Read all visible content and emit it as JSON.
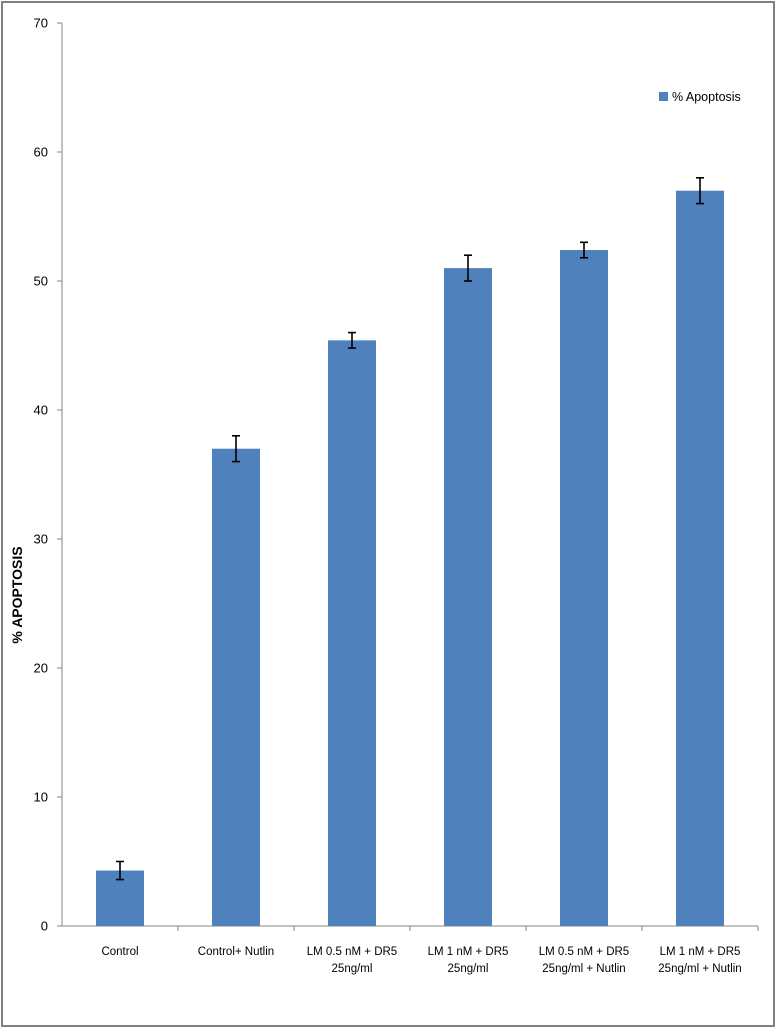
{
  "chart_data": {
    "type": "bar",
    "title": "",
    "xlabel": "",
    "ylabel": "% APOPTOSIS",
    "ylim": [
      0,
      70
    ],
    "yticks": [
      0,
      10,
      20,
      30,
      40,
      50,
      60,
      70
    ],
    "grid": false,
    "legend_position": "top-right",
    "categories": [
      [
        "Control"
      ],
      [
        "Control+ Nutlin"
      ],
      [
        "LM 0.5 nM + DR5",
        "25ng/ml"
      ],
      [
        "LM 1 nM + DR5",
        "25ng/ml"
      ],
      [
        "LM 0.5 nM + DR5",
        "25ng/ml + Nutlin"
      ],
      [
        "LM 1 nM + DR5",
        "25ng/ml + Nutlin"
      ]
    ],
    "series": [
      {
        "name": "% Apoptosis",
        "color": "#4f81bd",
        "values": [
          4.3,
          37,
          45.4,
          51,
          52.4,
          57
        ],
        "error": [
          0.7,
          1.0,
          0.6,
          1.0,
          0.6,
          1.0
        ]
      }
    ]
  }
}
═══
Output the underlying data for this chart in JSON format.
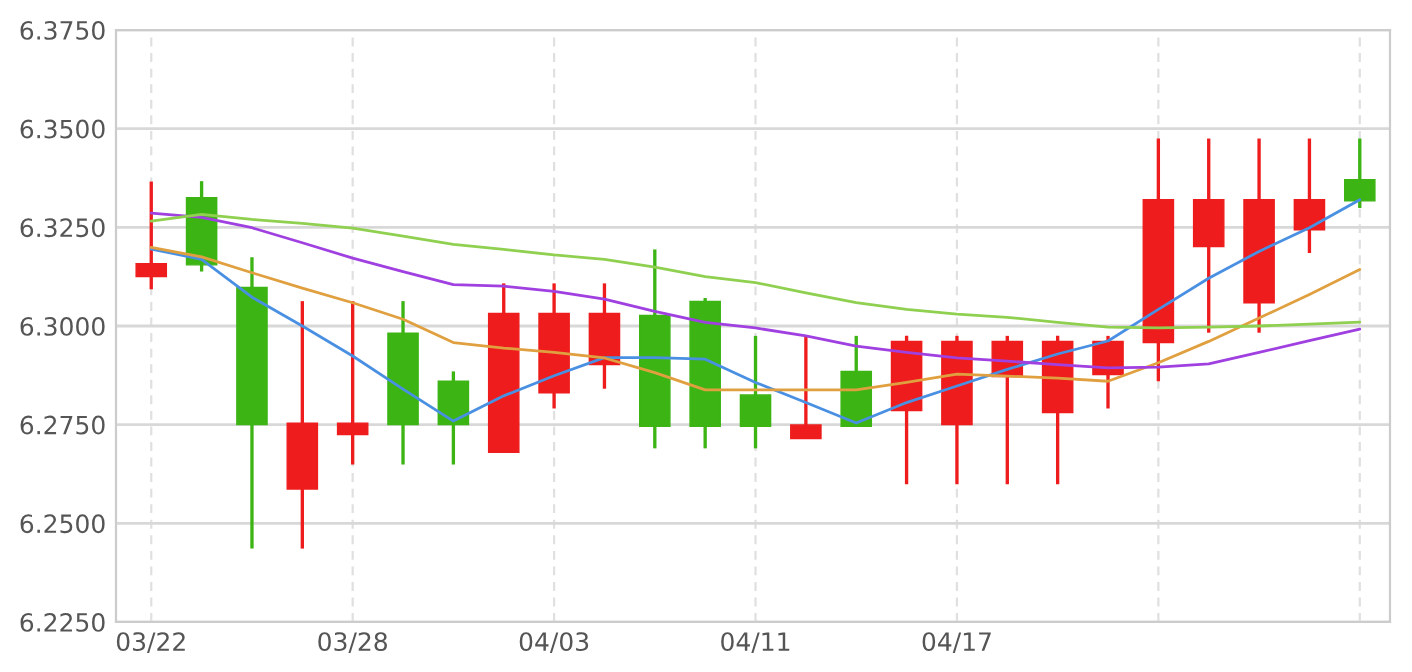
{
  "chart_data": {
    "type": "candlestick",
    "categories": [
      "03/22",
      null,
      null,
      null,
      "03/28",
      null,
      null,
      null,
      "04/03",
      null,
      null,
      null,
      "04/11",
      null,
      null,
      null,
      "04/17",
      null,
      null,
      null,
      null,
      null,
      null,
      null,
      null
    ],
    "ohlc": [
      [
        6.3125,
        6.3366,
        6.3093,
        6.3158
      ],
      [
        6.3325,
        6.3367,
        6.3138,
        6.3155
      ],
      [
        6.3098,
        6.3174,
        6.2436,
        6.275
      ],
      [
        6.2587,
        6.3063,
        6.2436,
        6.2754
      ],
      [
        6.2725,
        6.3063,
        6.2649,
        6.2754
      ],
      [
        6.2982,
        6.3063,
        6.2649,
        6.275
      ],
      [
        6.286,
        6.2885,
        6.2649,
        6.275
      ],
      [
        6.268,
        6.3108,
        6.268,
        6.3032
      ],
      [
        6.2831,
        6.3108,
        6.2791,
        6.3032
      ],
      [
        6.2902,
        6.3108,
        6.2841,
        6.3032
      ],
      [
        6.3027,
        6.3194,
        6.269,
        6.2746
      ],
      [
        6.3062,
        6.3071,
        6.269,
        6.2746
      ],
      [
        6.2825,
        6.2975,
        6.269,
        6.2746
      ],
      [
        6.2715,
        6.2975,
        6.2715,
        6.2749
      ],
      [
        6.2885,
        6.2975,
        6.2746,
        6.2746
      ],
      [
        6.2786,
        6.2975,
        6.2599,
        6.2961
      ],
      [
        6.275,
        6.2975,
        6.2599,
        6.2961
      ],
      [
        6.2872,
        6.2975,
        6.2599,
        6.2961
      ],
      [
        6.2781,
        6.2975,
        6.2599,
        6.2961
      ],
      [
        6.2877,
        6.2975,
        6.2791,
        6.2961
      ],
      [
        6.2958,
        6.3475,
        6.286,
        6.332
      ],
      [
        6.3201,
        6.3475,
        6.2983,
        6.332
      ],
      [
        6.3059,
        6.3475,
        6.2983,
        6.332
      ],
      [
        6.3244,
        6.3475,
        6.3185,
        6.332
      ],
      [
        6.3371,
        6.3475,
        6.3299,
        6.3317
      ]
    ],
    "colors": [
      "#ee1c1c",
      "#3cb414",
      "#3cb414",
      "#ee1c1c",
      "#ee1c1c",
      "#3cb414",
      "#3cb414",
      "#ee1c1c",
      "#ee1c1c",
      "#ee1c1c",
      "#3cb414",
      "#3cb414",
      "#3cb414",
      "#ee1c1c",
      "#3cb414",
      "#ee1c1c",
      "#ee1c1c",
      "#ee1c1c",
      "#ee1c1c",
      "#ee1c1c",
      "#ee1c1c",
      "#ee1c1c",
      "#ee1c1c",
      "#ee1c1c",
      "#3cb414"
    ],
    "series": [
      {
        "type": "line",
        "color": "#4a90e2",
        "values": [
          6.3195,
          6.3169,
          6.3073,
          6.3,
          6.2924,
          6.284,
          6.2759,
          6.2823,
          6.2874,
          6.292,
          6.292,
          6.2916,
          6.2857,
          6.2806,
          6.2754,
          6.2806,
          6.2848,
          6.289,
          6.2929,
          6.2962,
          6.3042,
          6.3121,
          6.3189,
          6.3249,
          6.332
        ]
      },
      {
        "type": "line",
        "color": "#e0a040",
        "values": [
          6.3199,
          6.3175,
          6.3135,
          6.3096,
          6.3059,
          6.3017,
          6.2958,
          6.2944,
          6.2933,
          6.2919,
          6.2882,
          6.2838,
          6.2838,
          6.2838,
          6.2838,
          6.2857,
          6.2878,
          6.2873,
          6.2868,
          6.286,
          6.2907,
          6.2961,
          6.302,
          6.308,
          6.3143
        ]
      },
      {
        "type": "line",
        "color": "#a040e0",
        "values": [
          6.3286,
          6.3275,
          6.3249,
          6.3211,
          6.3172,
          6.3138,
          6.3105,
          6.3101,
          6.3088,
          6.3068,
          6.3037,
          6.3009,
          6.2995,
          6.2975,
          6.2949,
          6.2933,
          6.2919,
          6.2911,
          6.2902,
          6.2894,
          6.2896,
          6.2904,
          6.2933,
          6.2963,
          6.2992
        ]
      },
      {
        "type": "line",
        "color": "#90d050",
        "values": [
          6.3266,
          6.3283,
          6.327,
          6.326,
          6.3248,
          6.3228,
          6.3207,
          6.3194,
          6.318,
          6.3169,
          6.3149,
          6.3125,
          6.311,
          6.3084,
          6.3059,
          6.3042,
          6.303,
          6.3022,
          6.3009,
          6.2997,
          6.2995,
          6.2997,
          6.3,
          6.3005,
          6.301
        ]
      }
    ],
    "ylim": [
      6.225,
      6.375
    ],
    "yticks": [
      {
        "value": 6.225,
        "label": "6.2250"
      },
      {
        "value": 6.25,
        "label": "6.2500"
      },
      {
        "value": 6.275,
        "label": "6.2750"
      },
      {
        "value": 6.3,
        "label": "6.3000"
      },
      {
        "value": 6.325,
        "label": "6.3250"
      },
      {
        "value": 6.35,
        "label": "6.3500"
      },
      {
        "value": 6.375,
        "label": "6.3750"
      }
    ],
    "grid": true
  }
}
═══
AIM:
Wherever a line in the data above holds "JSON", copy that line.

EXERCISE SOLUTION:
Read all visible content and emit it as JSON.
Output the underlying data for this chart in JSON format.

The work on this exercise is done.